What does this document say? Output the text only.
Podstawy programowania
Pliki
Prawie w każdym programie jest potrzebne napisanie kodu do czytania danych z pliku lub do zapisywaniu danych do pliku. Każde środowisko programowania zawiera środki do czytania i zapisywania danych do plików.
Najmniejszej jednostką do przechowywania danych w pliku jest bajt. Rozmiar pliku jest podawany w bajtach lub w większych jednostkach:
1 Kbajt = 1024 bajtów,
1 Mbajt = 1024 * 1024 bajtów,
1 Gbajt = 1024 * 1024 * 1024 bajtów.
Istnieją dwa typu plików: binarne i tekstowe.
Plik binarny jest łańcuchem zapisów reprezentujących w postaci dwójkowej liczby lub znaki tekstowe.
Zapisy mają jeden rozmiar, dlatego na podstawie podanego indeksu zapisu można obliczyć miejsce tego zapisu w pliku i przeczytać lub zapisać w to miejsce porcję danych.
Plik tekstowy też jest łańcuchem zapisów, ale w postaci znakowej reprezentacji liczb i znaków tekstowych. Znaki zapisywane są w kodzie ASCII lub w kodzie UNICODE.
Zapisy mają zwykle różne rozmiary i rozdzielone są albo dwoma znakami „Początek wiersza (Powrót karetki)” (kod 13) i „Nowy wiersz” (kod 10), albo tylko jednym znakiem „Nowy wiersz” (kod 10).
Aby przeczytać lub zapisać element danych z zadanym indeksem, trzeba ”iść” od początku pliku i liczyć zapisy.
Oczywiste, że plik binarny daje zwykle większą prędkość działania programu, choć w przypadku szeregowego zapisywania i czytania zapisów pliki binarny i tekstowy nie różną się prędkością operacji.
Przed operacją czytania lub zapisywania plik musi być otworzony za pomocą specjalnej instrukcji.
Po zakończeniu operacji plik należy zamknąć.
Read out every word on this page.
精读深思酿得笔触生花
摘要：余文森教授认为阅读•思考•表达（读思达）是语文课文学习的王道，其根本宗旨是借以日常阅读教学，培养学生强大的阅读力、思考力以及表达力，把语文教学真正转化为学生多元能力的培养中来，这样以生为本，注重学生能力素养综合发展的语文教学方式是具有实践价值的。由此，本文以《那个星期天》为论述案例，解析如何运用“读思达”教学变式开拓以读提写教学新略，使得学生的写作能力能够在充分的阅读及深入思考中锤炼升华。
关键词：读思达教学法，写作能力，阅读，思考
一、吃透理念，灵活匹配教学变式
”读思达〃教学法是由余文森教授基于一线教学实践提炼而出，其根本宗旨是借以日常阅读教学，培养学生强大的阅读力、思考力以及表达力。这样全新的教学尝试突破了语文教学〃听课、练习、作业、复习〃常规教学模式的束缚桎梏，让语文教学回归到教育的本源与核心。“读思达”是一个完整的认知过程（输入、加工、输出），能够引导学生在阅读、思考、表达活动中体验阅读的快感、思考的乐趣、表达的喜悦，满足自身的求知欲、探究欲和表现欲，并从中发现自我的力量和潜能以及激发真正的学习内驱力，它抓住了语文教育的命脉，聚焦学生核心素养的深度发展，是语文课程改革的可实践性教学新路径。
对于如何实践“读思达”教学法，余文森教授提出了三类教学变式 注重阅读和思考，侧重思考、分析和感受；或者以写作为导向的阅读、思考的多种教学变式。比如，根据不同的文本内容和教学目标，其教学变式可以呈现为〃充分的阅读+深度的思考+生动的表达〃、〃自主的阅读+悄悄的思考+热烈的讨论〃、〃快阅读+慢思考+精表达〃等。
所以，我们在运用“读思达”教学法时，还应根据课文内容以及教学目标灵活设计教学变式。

### What the task asks
Extract the full listing above without alteration.

### Answer to the exercise
What does this document say? Output the text only.
Podstawy programowania
Pliki
Prawie w każdym programie jest potrzebne napisanie kodu do czytania danych z pliku lub do zapisywaniu danych do pliku. Każde środowisko programowania zawiera środki do czytania i zapisywania danych do plików.
Najmniejszej jednostką do przechowywania danych w pliku jest bajt. Rozmiar pliku jest podawany w bajtach lub w większych jednostkach:
1 Kbajt = 1024 bajtów,
1 Mbajt = 1024 * 1024 bajtów,
1 Gbajt = 1024 * 1024 * 1024 bajtów.
Istnieją dwa typu plików: binarne i tekstowe.
Plik binarny jest łańcuchem zapisów reprezentujących w postaci dwójkowej liczby lub znaki tekstowe.
Zapisy mają jeden rozmiar, dlatego na podstawie podanego indeksu zapisu można obliczyć miejsce tego zapisu w pliku i przeczytać lub zapisać w to miejsce porcję danych.
Plik tekstowy też jest łańcuchem zapisów, ale w postaci znakowej reprezentacji liczb i znaków tekstowych. Znaki zapisywane są w kodzie ASCII lub w kodzie UNICODE.
Zapisy mają zwykle różne rozmiary i rozdzielone są albo dwoma znakami „Początek wiersza (Powrót karetki)” (kod 13) i „Nowy wiersz” (kod 10), albo tylko jednym znakiem „Nowy wiersz” (kod 10).
Aby przeczytać lub zapisać element danych z zadanym indeksem, trzeba ”iść” od początku pliku i liczyć zapisy.
Oczywiste, że plik binarny daje zwykle większą prędkość działania programu, choć w przypadku szeregowego zapisywania i czytania zapisów pliki binarny i tekstowy nie różną się prędkością operacji.
Przed operacją czytania lub zapisywania plik musi być otworzony za pomocą specjalnej instrukcji.
Po zakończeniu operacji plik należy zamknąć.
Read out every word on this page.
精读深思酿得笔触生花
摘要：余文森教授认为阅读•思考•表达（读思达）是语文课文学习的王道，其根本宗旨是借以日常阅读教学，培养学生强大的阅读力、思考力以及表达力，把语文教学真正转化为学生多元能力的培养中来，这样以生为本，注重学生能力素养综合发展的语文教学方式是具有实践价值的。由此，本文以《那个星期天》为论述案例，解析如何运用“读思达”教学变式开拓以读提写教学新略，使得学生的写作能力能够在充分的阅读及深入思考中锤炼升华。
关键词：读思达教学法，写作能力，阅读，思考
一、吃透理念，灵活匹配教学变式
”读思达〃教学法是由余文森教授基于一线教学实践提炼而出，其根本宗旨是借以日常阅读教学，培养学生强大的阅读力、思考力以及表达力。这样全新的教学尝试突破了语文教学〃听课、练习、作业、复习〃常规教学模式的束缚桎梏，让语文教学回归到教育的本源与核心。“读思达”是一个完整的认知过程（输入、加工、输出），能够引导学生在阅读、思考、表达活动中体验阅读的快感、思考的乐趣、表达的喜悦，满足自身的求知欲、探究欲和表现欲，并从中发现自我的力量和潜能以及激发真正的学习内驱力，它抓住了语文教育的命脉，聚焦学生核心素养的深度发展，是语文课程改革的可实践性教学新路径。
对于如何实践“读思达”教学法，余文森教授提出了三类教学变式 注重阅读和思考，侧重思考、分析和感受；或者以写作为导向的阅读、思考的多种教学变式。比如，根据不同的文本内容和教学目标，其教学变式可以呈现为〃充分的阅读+深度的思考+生动的表达〃、〃自主的阅读+悄悄的思考+热烈的讨论〃、〃快阅读+慢思考+精表达〃等。
所以，我们在运用“读思达”教学法时，还应根据课文内容以及教学目标灵活设计教学变式。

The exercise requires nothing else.